Supplied material:

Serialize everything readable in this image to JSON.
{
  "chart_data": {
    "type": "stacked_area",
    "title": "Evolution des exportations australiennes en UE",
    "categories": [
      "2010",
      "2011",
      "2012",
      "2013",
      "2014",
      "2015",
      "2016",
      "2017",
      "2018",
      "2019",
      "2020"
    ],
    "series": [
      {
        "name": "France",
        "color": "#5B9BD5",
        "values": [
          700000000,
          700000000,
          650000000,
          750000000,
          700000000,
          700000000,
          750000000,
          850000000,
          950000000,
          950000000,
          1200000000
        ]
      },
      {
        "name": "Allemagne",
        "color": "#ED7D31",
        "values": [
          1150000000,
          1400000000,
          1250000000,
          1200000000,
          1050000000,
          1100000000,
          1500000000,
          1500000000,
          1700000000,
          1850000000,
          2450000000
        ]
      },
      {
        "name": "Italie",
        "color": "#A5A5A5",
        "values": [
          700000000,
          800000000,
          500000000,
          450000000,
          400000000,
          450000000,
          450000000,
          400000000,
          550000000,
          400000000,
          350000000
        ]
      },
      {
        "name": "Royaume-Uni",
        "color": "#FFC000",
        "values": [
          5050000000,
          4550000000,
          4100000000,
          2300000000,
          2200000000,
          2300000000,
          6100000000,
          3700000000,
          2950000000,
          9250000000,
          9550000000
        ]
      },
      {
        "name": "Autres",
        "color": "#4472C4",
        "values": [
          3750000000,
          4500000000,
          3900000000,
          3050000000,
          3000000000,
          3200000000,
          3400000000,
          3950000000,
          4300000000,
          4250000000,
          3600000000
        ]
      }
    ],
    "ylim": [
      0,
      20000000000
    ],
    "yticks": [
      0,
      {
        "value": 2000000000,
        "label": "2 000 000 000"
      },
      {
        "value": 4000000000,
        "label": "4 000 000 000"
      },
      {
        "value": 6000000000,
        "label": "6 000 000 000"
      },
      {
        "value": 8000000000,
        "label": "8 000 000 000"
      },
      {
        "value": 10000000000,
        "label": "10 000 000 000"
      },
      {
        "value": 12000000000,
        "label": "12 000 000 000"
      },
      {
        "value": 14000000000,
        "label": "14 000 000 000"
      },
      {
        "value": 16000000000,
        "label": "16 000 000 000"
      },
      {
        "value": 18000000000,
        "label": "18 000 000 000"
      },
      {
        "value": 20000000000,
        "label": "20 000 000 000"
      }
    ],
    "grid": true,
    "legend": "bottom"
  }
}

Challenge: Tell how many lines include "color". The number is the whole answer.

Result of this exercise: 5